▶ **What you have to do**
Images are not part of the copy; transcribe all the data exactly.

▶ **Provided data**
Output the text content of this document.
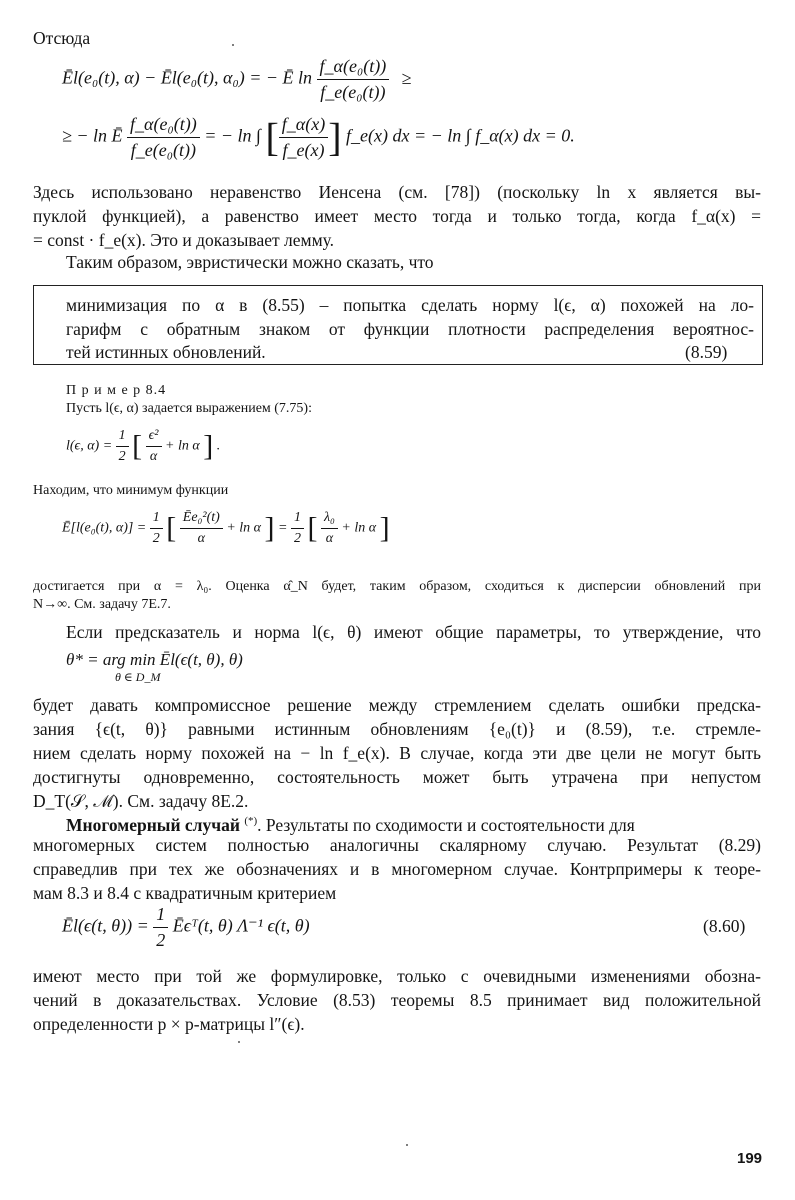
Отсюда
Ēl(e₀(t), α) − Ēl(e₀(t), α₀) = − Ē $\ln \frac{\text{f\_α(e₀(t))}}{\text{f\_e(e₀(t))}}$ ≥
≥ − ln Ē $\frac{\text{f\_α(e₀(t))}}{\text{f\_e(e₀(t))}}$ = − ln ∫ [ $\frac{f\_\alpha(x)}{f\_e(x)}$ ] f_e(x) dx = − ln ∫ f_α(x) dx = 0.
Здесь использовано неравенство Иенсена (см. [78]) (поскольку ln x является вы-
пуклой функцией), а равенство имеет место тогда и только тогда, когда f_α(x) =
= const · f_e(x). Это и доказывает лемму.
Таким образом, эвристически можно сказать, что
минимизация по α в (8.55) – попытка сделать норму l(ϵ, α) похожей на ло-
гарифм с обратным знаком от функции плотности распределения вероятнос-
тей истинных обновлений.	(8.59)
П р и м е р 8.4
Пусть l(ϵ, α) задается выражением (7.75):
l(ϵ, $\alpha) = \frac{1}{2}$ [ $\frac{\text{ϵ²}}{\alpha} + \ln \alpha$ ] .
Находим, что минимум функции
Ē[l(e₀(t), $\alpha)] = \frac{1}{2}$ [ $\frac{\text{Ēe₀²(t)}}{\alpha} + \ln \alpha$ ] = $\frac{1}{2}$ [ $\frac{\text{λ₀}}{\alpha} + \ln \alpha$ ]
достигается при α = λ₀. Оценка α̂_N будет, таким образом, сходиться к дисперсии обновлений при
N→∞. См. задачу 7E.7.
Если предсказатель и норма l(ϵ, θ) имеют общие параметры, то утверждение, что
θ* = arg min Ēl(ϵ(t, θ), θ)
θ ∈ D_M
будет давать компромиссное решение между стремлением сделать ошибки предска-
зания {ϵ(t, θ)} равными истинным обновлениям {e₀(t)} и (8.59), т.е. стремле-
нием сделать норму похожей на − ln f_e(x). В случае, когда эти две цели не могут быть
достигнуты одновременно, состоятельность может быть утрачена при непустом
D_T(𝒮, ℳ). См. задачу 8E.2.
Многомерный случай (*). Результаты по сходимости и состоятельности для
многомерных систем полностью аналогичны скалярному случаю. Результат (8.29)
справедлив при тех же обозначениях и в многомерном случае. Контрпримеры к теоре-
мам 8.3 и 8.4 с квадратичным критерием
Ēl(ϵ(t, $\theta)) = \frac{1}{2}$ Ēϵᵀ(t, θ) Λ⁻¹ ϵ(t, θ)	(8.60)
имеют место при той же формулировке, только с очевидными изменениями обозна-
чений в доказательствах. Условие (8.53) теоремы 8.5 принимает вид положительной
определенности p × p-матрицы l″(ϵ).
199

▶ **Written solution**
Output the text content of this document.
Отсюда
Ēl(e₀(t), α) − Ēl(e₀(t), α₀) = − Ē $\ln \frac{\text{f\_α(e₀(t))}}{\text{f\_e(e₀(t))}}$ ≥
≥ − ln Ē $\frac{\text{f\_α(e₀(t))}}{\text{f\_e(e₀(t))}}$ = − ln ∫ [ $\frac{f\_\alpha(x)}{f\_e(x)}$ ] f_e(x) dx = − ln ∫ f_α(x) dx = 0.
Здесь использовано неравенство Иенсена (см. [78]) (поскольку ln x является вы-
пуклой функцией), а равенство имеет место тогда и только тогда, когда f_α(x) =
= const · f_e(x). Это и доказывает лемму.
Таким образом, эвристически можно сказать, что
минимизация по α в (8.55) – попытка сделать норму l(ϵ, α) похожей на ло-
гарифм с обратным знаком от функции плотности распределения вероятнос-
тей истинных обновлений.	(8.59)
П р и м е р 8.4
Пусть l(ϵ, α) задается выражением (7.75):
l(ϵ, $\alpha) = \frac{1}{2}$ [ $\frac{\text{ϵ²}}{\alpha} + \ln \alpha$ ] .
Находим, что минимум функции
Ē[l(e₀(t), $\alpha)] = \frac{1}{2}$ [ $\frac{\text{Ēe₀²(t)}}{\alpha} + \ln \alpha$ ] = $\frac{1}{2}$ [ $\frac{\text{λ₀}}{\alpha} + \ln \alpha$ ]
достигается при α = λ₀. Оценка α̂_N будет, таким образом, сходиться к дисперсии обновлений при
N→∞. См. задачу 7E.7.
Если предсказатель и норма l(ϵ, θ) имеют общие параметры, то утверждение, что
θ* = arg min Ēl(ϵ(t, θ), θ)
θ ∈ D_M
будет давать компромиссное решение между стремлением сделать ошибки предска-
зания {ϵ(t, θ)} равными истинным обновлениям {e₀(t)} и (8.59), т.е. стремле-
нием сделать норму похожей на − ln f_e(x). В случае, когда эти две цели не могут быть
достигнуты одновременно, состоятельность может быть утрачена при непустом
D_T(𝒮, ℳ). См. задачу 8E.2.
Многомерный случай (*). Результаты по сходимости и состоятельности для
многомерных систем полностью аналогичны скалярному случаю. Результат (8.29)
справедлив при тех же обозначениях и в многомерном случае. Контрпримеры к теоре-
мам 8.3 и 8.4 с квадратичным критерием
Ēl(ϵ(t, $\theta)) = \frac{1}{2}$ Ēϵᵀ(t, θ) Λ⁻¹ ϵ(t, θ)	(8.60)
имеют место при той же формулировке, только с очевидными изменениями обозна-
чений в доказательствах. Условие (8.53) теоремы 8.5 принимает вид положительной
определенности p × p-матрицы l″(ϵ).
199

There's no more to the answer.